TRECHO DO DOCUMENTO —
Em meados de 2010, ele leu na internet uma reportagem sobre pombos-correios e viu um vídeo de Félix Bonaparte, um dos columbófilos mais antigos de São Paulo. Interessou-se pelo assunto, pois sempre gostou de aves, mas não gostava de vê-las presas. Por isso foi até a casa do senhor, no bairro da Saúde. “Quer que eu solte para você ver os pombos voando?”, perguntou o homem. “Mas eles voltam?”, preocupou-se. Guilherme ficou fascinado ao vê-los levantar voo e retornar em seguida. “Caraca! É isso o que eu quero.”
Soube por Félix que havia columbófilos em Santos e, ao visitar a mãe, tornou-se amigo de alguns. Ganhou deles três casais, dicas e fez um pombal improvisado. Foi descobrindo outros segredos por conta própria e, tempos depois, comprou a casa onde hoje mora com um amigo, um inquilino e Yoshi, um cachorro akita. O pombal, que no início ficava num andar mais baixo, foi transferido para o terraço, a morada definitiva de pombos-correios de diferentes linhagens.
Três nasceram de ovos que Guilherme pegou num caminhão quando foi assistir à Solta de Barcelona, em 2019. Queria ver os pombos na Europa, onde a columbofilia é muito popular. “Tem até aposta na Bolsa de Valores. Bélgica, Portugal e Luxemburgo são os principais países. Um dos pombos mais caros foi vendido da Bélgica para a China por 1,6 milhão de euros”, conta. No Brasil, ele acrescenta, o hobby ainda considerado de idoso é mais forte em Minas Gerais.
Rotina nos ares
Assim que acorda, às 5h30, Guilherme vai ao encontro dos pombos, que correm para a grade. A alimentação que dá a eles é composta por oito tipos de grãos. Já o chá, feito com várias ervas, como capim-limão, só nos dias de prova, quando precisam se recuperar do desgaste. A comida custa em média R$ 600 por mês, sem contar os gastos com vacinas, vermífugos e o transporte nos dias de competição. O ator e professor volta a cuidar deles à tarde, antes de dar expediente na segunda escola.

ENUNCIADO — Transcreva do trecho sobre pombos-correios a parte que vai de "Rotina nos ares" até "na segunda escola.", inclusive. Os dados não têm relação com o trecho sobre pombos-correios.

DADOS FORNECIDOS —
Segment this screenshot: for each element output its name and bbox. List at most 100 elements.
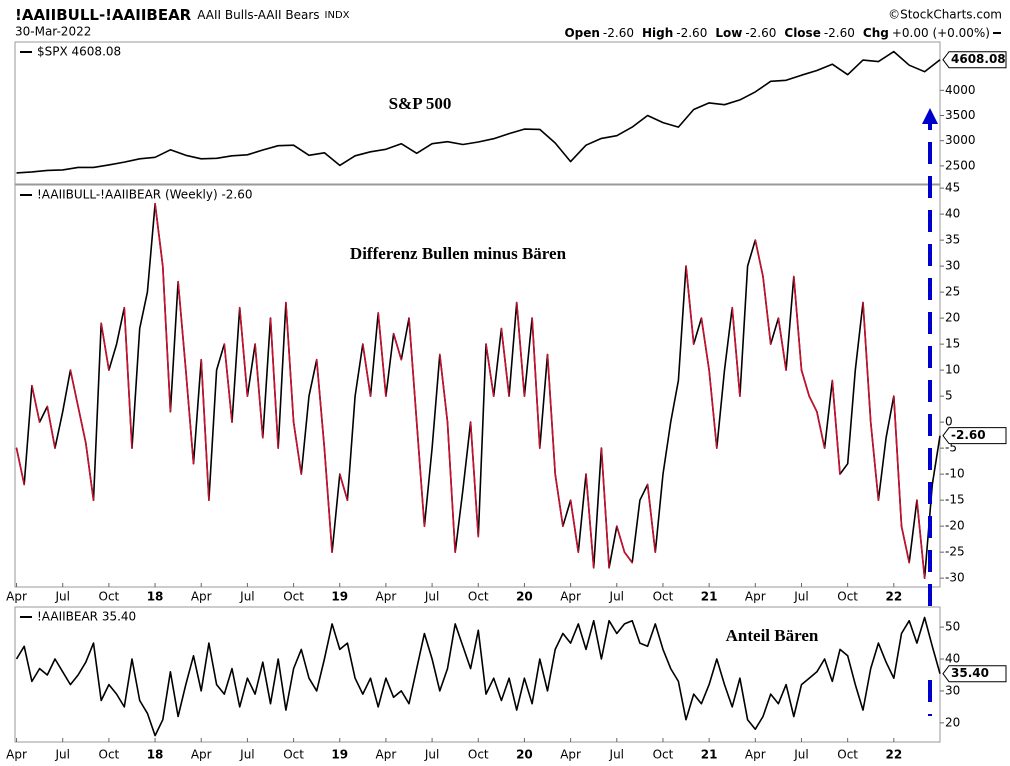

RESULTADO DA TAREFA —
Rotina nos ares
Assim que acorda, às 5h30, Guilherme vai ao encontro dos pombos, que correm para a grade. A alimentação que dá a eles é composta por oito tipos de grãos. Já o chá, feito com várias ervas, como capim-limão, só nos dias de prova, quando precisam se recuperar do desgaste. A comida custa em média R$ 600 por mês, sem contar os gastos com vacinas, vermífugos e o transporte nos dias de competição. O ator e professor volta a cuidar deles à tarde, antes de dar expediente na segunda escola.